§ ENTRIES:
+--

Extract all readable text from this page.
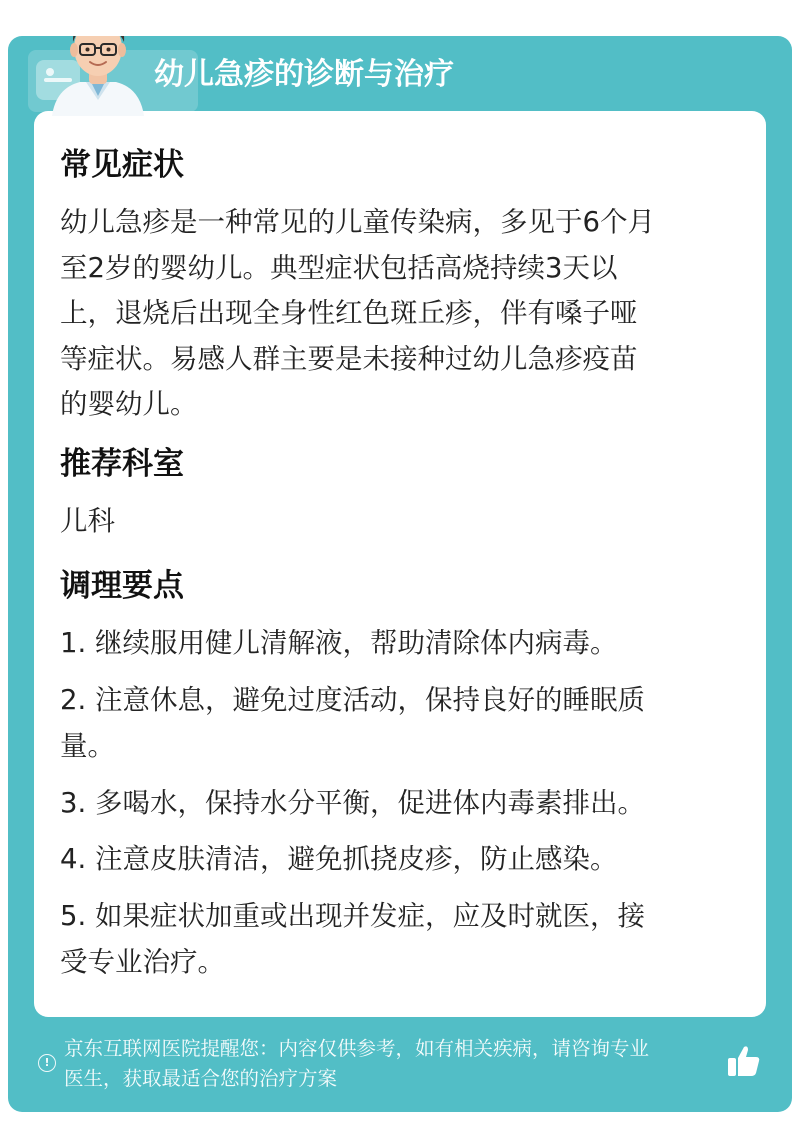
幼儿急疹的诊断与治疗
常见症状
幼儿急疹是一种常见的儿童传染病，多见于6个月
至2岁的婴幼儿。典型症状包括高烧持续3天以
上，退烧后出现全身性红色斑丘疹，伴有嗓子哑
等症状。易感人群主要是未接种过幼儿急疹疫苗
的婴幼儿。
推荐科室
儿科
调理要点
1. 继续服用健儿清解液，帮助清除体内病毒。
2. 注意休息，避免过度活动，保持良好的睡眠质
量。
3. 多喝水，保持水分平衡，促进体内毒素排出。
4. 注意皮肤清洁，避免抓挠皮疹，防止感染。
5. 如果症状加重或出现并发症，应及时就医，接
受专业治疗。
!
京东互联网医院提醒您：内容仅供参考，如有相关疾病，请咨询专业
医生，获取最适合您的治疗方案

+--

Without including any pictures, output all the entries above exactly.

§ REPLY TO THE TASK:
Extract all readable text from this page.
幼儿急疹的诊断与治疗
常见症状
幼儿急疹是一种常见的儿童传染病，多见于6个月
至2岁的婴幼儿。典型症状包括高烧持续3天以
上，退烧后出现全身性红色斑丘疹，伴有嗓子哑
等症状。易感人群主要是未接种过幼儿急疹疫苗
的婴幼儿。
推荐科室
儿科
调理要点
1. 继续服用健儿清解液，帮助清除体内病毒。
2. 注意休息，避免过度活动，保持良好的睡眠质
量。
3. 多喝水，保持水分平衡，促进体内毒素排出。
4. 注意皮肤清洁，避免抓挠皮疹，防止感染。
5. 如果症状加重或出现并发症，应及时就医，接
受专业治疗。
!
京东互联网医院提醒您：内容仅供参考，如有相关疾病，请咨询专业
医生，获取最适合您的治疗方案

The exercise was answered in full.